*Kaynak Metin*.
========================

9 Mayıs 2017

Yunus Develi’nin Perde Adlı Kitabı Yayınlandı

ile izdiham

Yunus Meşe, Yunus Develi’nin Şule Yayınları’ndan çıkan Perde adlı kitabını değerlendirdi.

MODERN ZAMANLARDAN GEÇMİŞE ‘PERDE’ AÇMAK  

Yunus Develi, 1957 yılında Adana’da doğdu. 1980 yılında İstanbul Yüksek İslâm Enstitüsü’nden mezun oldu. 25 yıl öğretmenlik yaptıktan sonra, 2006 yılında emekli oldu. Öyküleri; İkindiyazıları, Mavera,Hece,Hece Öykü, Mahalle Mektebi, Karabatak ve İtibar dergilerinde yayımlandı. Yunus Develi, 2004 yılında Gece Dansları isimli öykü kitabını yayımladı. Bu kitabını 2010 yılında yayımlanan Kumercin isimli öykü kitabı takip etti. 2012 yılında Frenk Havaları isimli öykü kitabını yayımlayan yazar, 2017 yılı Nisan ayında Perde isimli öykü kitabını yayımladı. Şule Yayınları’ndan yayımlanan kitap 180 sayfadan oluşuyor. Kitapta on altı öykü yer alıyor.

Bu Hikâyede hepimiz varız

“Bir gün Tanrı bütün insanları toplayacak ve “okuyun öykünüzü” diyecek. Zor bir gün, telaşlı bir gün; ağlamaklı, yalvarmaklı bir gün olacak o gün.”

========================

*Yapılacak İşler*.
- 1) Perde kitabıyla ilgili yazıdan bir bölümü aynen alıntılayın. Alıntı "ile izdiham" sözlerinin yer aldığı yerden başlasın ve "öykü yer alıyor." sözlerinden sonra bitsin.
- 2) Perde kitabıyla ilgili yazıyı, verilen son cümlenin ardından kaldığı yerden sürdürün.

*Veri Listesi*.
========================

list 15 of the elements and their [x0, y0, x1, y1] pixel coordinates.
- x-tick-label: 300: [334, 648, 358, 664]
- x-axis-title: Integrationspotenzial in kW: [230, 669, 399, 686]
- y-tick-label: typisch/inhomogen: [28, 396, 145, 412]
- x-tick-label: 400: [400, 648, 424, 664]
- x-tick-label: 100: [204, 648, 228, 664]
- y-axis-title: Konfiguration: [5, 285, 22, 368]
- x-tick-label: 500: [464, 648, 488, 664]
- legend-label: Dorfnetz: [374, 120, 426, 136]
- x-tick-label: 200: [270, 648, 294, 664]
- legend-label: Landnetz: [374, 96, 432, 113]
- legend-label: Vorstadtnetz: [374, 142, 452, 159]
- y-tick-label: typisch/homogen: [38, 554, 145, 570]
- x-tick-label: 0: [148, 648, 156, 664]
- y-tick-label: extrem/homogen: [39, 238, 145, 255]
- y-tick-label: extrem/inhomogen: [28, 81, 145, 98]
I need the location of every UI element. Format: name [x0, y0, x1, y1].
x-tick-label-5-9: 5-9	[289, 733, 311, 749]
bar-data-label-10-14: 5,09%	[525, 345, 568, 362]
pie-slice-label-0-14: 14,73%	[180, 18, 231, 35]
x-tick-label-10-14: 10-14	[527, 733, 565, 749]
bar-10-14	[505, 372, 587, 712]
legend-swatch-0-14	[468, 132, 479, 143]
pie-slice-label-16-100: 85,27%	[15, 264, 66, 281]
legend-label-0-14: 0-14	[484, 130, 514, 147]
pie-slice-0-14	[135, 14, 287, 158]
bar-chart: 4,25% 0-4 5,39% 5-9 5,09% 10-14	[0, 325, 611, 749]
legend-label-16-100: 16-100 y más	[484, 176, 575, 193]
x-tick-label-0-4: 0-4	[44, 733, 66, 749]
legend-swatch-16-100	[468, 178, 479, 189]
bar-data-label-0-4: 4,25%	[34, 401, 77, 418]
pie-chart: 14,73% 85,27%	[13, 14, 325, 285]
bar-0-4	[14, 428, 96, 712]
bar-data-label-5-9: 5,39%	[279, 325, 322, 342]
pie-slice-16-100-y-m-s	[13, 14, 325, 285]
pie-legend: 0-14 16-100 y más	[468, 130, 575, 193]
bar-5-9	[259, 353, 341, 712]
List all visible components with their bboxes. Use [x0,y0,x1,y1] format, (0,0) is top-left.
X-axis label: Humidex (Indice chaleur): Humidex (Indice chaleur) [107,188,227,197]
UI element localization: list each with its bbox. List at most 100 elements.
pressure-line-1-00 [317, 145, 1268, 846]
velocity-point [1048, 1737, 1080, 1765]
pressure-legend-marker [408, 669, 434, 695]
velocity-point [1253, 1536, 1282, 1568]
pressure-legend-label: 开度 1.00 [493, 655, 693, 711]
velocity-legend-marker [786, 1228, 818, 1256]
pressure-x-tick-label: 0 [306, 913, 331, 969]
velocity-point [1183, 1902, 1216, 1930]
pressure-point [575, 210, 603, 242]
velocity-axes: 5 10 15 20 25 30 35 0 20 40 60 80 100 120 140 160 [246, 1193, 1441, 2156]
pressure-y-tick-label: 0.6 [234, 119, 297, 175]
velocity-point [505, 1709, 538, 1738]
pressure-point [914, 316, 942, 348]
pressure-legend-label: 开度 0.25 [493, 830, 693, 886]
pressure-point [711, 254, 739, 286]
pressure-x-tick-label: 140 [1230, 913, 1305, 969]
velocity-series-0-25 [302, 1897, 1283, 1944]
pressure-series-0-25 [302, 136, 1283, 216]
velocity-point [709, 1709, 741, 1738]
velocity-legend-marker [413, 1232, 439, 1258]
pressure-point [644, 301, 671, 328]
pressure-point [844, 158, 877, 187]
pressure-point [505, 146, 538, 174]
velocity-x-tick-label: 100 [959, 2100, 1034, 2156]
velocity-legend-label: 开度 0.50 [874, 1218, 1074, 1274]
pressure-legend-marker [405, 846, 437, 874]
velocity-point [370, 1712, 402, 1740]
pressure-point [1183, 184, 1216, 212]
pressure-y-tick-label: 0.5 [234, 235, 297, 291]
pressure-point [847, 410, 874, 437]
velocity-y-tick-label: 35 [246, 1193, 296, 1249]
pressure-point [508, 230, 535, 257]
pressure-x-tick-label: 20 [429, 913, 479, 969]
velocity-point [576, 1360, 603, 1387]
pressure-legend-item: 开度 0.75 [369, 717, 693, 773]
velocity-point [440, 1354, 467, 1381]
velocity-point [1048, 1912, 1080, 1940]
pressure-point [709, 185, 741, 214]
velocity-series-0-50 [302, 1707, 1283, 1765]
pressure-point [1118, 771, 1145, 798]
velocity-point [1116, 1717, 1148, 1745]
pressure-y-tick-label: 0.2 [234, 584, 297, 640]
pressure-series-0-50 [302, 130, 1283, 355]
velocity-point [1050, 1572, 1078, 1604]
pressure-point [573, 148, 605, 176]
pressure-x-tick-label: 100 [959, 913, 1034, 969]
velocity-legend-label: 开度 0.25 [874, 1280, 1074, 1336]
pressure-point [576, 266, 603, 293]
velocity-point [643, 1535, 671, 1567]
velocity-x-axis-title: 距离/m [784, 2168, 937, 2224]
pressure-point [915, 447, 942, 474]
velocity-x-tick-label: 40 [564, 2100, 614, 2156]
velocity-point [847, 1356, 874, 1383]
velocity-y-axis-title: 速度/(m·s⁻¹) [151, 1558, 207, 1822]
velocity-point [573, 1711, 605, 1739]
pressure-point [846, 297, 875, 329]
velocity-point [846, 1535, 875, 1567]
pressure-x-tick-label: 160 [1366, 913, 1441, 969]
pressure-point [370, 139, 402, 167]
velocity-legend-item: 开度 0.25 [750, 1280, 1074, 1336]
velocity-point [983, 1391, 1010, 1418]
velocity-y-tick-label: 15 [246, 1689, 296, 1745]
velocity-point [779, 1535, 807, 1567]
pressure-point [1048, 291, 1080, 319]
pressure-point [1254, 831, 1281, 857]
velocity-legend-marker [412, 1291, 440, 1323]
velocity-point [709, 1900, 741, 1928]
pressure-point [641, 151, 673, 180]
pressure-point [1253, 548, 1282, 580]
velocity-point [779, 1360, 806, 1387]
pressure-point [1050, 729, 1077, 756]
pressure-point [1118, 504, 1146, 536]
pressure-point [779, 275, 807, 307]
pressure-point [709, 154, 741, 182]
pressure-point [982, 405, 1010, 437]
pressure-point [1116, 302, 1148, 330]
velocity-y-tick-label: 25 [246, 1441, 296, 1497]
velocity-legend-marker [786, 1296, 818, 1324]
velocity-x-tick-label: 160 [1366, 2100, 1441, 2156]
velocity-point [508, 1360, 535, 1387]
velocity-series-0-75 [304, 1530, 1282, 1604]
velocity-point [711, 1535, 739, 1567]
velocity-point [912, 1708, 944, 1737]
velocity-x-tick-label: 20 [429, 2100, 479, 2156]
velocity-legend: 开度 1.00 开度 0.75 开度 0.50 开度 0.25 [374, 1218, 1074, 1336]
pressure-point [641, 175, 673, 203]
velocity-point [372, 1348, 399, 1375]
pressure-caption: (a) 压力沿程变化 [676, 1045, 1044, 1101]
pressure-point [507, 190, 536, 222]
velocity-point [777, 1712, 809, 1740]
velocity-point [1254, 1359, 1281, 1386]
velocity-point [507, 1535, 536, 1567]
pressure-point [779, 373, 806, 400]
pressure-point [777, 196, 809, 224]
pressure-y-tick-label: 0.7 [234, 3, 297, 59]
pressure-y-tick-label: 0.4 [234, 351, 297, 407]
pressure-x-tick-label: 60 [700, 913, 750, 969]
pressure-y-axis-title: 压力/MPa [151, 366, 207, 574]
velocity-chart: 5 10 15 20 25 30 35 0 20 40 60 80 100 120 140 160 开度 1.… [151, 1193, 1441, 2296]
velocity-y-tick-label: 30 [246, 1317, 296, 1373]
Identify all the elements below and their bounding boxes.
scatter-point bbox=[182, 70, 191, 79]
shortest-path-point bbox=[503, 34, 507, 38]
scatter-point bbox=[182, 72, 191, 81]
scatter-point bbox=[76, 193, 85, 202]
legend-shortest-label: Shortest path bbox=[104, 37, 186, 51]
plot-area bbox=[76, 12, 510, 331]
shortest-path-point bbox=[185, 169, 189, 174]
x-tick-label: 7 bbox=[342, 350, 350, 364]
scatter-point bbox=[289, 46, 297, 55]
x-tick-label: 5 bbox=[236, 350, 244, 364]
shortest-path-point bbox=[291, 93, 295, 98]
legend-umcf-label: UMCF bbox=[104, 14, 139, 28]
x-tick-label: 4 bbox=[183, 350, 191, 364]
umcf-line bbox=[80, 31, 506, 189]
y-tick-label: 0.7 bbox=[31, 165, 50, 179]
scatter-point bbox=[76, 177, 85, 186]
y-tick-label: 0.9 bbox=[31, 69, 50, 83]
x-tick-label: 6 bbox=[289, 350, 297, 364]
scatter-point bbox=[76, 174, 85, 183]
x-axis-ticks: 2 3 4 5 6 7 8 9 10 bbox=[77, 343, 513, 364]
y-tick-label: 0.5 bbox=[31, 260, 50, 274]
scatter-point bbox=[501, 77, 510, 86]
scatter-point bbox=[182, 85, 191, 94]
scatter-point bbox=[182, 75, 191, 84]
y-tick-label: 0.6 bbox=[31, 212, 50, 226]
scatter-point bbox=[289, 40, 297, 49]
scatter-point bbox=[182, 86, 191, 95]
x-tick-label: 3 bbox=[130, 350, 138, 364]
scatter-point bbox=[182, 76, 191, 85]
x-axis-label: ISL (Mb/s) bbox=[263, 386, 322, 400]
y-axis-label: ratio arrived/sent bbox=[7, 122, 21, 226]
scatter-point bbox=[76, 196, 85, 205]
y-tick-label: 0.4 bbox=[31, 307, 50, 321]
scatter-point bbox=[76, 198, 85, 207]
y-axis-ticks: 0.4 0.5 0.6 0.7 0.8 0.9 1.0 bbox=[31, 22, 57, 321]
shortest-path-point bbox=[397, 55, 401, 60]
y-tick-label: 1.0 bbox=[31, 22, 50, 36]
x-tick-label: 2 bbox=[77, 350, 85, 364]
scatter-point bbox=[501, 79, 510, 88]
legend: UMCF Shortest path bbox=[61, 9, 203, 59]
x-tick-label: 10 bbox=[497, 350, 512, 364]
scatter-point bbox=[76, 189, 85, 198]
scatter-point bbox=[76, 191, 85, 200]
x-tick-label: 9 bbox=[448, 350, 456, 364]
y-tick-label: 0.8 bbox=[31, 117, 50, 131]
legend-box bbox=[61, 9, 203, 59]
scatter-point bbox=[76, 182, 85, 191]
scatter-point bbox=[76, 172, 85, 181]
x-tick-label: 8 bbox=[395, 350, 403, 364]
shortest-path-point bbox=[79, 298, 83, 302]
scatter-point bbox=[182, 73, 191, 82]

========================

*Görevlerin Yanıtları*.
- 1)
ile izdiham

Yunus Meşe, Yunus Develi’nin Şule Yayınları’ndan çıkan Perde adlı kitabını değerlendirdi.

MODERN ZAMANLARDAN GEÇMİŞE ‘PERDE’ AÇMAK  

Yunus Develi, 1957 yılında Adana’da doğdu. 1980 yılında İstanbul Yüksek İslâm Enstitüsü’nden mezun oldu. 25 yıl öğretmenlik yaptıktan sonra, 2006 yılında emekli oldu. Öyküleri; İkindiyazıları, Mavera,Hece,Hece Öykü, Mahalle Mektebi, Karabatak ve İtibar dergilerinde yayımlandı. Yunus Develi, 2004 yılında Gece Dansları isimli öykü kitabını yayımladı. Bu kitabını 2010 yılında yayımlanan Kumercin isimli öykü kitabı takip etti. 2012 yılında Frenk Havaları isimli öykü kitabını yayımlayan yazar, 2017 yılı Nisan ayında Perde isimli öykü kitabını yayımladı. Şule Yayınları’ndan yayımlanan kitap 180 sayfadan oluşuyor. Kitapta on altı öykü yer alıyor.

- 2)
Kitaba ismini veren ‘Perde!’ Öyküsü bu cümle ile açılıyor. Ve bu cümle, hikâyede hepimizin olduğunun kanıtıdır aynı zamanda. Çünkü insan yeryüzüne büyük hikâyesini tamamlamak üzere gönderilmiştir. Bu hikâyenin temelinde ise ateşin ve suyun kavgası vardır. İyiliğin ve kötülüğün kavgası Âdem’in cennet yaşamından başlayıp, dünya hayatında devam etmektedir. O büyük hesap gününe kadar da bu kavga devam edecektir.

Tufanlar görülür bazen bu hikâyede. Yeryüzünün en büyük dağını dahi yutan bir tufan… Tufanı aşan ahşap bir gemi, gemide her canlı türünden birer çift… Geride kalan ve suların yuttuğu bir oğul…  Kızgın lavlar görülür bazen bu hikâyede. Kale gibi sağlam evlerinde her türlü gazaptan emin olduğunu düşünen canları bir çırpıda taşa çeviren lavlar. Putlar görülür bazen bu hikâyede. Baltası omzunda putlar… Parçalanmış putlar… Putların intikamı için tutuşturulmuş bir ateş. Yeryüzünün gördüğü, göreceği en büyük fakat en serin ateş… Kuyular görülür bazen bu hikâyede. Hele bir kuyu… İçinde yaratılmışların en güzelini saklayan. Öfkeden, ümitsizlikten, intikam hırsından kudurmuş bir çift görünür bu hikâyede. Her yol ayrımında insandan önce bulunan. Onu doğru yoldan ayırmaya çalışan. Her zaferinden sonra daha fazlasını, hep daha fazlasını isteyen kovulmuş bir çift göz.

Yunus Develi, Perde kitabında insanın kıyamete kadar sürecek olan hikâyesini öyküleştirmiş günümüz insanının (modern insanın) gözüyle. Onun bakış açısı ve aklındaki soru işaretleriyle.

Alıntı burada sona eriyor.